Commissioned, Curated and Published by Russ. Researched and written with AI.
What’s New
| Date | Update |
|---|---|
| 18 Mar 2026 | Censys data from March 18, 2026 puts the number of exposed hosts at approximately 3,362. watchTowr Labs has since confirmed the vulnerable code extends well beyond GNU InetUtils - FreeBSD, NetBSD, Citrix NetScaler, TrueNAS Core, uCLinux, Haiku, li… |
Changelog
| Date | Summary |
|---|---|
| 24 Mar 2026 | Initial publication covering CVE-2026-32746, affected systems, and mitigations. |
A single TCP connection to port 23 is enough to get root on a vulnerable server. No credentials. No user interaction. No special network position. The vulnerability is triggered during the initial protocol handshake – before any login prompt appears.
That’s CVE-2026-32746, a CVSS 9.8 buffer overflow in the GNU InetUtils telnet daemon (telnetd). There is no patch yet.
The Flaw
The bug lives in the LINEMODE Set Local Characters (SLC) suboption handler – the code that processes option negotiation during the Telnet protocol handshake. An attacker can send a specially crafted SLC suboption with an excessive number of triplets, triggering an out-of-bounds write that corrupts memory and can be turned into arbitrary code execution.

* **AVAILABLE DATA**:

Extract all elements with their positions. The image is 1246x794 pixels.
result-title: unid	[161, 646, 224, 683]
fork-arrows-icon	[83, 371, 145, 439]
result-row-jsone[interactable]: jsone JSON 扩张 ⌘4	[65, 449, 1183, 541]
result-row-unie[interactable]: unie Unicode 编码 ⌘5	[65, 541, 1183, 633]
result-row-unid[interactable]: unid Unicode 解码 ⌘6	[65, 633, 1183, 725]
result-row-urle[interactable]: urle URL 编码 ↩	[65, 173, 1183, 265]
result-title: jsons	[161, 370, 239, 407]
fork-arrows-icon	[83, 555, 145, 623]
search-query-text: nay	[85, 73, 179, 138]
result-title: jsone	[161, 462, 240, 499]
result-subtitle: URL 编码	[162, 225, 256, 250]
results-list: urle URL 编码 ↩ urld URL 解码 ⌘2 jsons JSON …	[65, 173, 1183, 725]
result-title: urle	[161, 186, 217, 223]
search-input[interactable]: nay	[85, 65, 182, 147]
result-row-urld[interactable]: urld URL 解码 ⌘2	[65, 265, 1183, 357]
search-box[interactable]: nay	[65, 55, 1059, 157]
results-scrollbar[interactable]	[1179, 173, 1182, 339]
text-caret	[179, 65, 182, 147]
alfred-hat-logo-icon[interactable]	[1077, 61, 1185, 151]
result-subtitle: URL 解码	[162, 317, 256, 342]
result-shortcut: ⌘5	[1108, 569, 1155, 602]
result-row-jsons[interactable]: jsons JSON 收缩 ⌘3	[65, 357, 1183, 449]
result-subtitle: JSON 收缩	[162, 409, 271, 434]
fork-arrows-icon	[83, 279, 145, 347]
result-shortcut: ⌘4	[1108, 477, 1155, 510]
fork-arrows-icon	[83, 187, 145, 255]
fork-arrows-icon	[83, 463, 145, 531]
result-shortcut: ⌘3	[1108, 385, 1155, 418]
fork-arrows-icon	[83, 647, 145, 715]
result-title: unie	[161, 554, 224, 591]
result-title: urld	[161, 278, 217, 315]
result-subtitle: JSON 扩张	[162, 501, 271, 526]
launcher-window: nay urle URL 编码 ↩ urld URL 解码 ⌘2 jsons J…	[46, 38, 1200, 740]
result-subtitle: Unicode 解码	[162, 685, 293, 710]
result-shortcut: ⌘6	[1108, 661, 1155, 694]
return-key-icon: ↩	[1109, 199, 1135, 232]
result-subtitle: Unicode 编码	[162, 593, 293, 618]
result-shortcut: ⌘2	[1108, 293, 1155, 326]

* **REQUIRED ACTIONS**:
1 - Answer these questions from the page on CVE-2026-32746, one line each:
(a) What CVSS score does the vulnerability carry?
(b) To which port does the TCP connection go?
(c) According to Censys data from March 18, 2026, about how many hosts are exposed?
2 - Repeat word for word everything in the CVE-2026-32746 page from "Commissioned, Curated and" down to "no patch yet.".

* **ANSWERS BELOW**:
1 -
(a) 9.8
(b) Port 23
(c) Approximately 3,362

2 -
Commissioned, Curated and Published by Russ. Researched and written with AI.
What’s New
| Date | Update |
|---|---|
| 18 Mar 2026 | Censys data from March 18, 2026 puts the number of exposed hosts at approximately 3,362. watchTowr Labs has since confirmed the vulnerable code extends well beyond GNU InetUtils - FreeBSD, NetBSD, Citrix NetScaler, TrueNAS Core, uCLinux, Haiku, li… |
Changelog
| Date | Summary |
|---|---|
| 24 Mar 2026 | Initial publication covering CVE-2026-32746, affected systems, and mitigations. |
A single TCP connection to port 23 is enough to get root on a vulnerable server. No credentials. No user interaction. No special network position. The vulnerability is triggered during the initial protocol handshake – before any login prompt appears.
That’s CVE-2026-32746, a CVSS 9.8 buffer overflow in the GNU InetUtils telnet daemon (telnetd). There is no patch yet.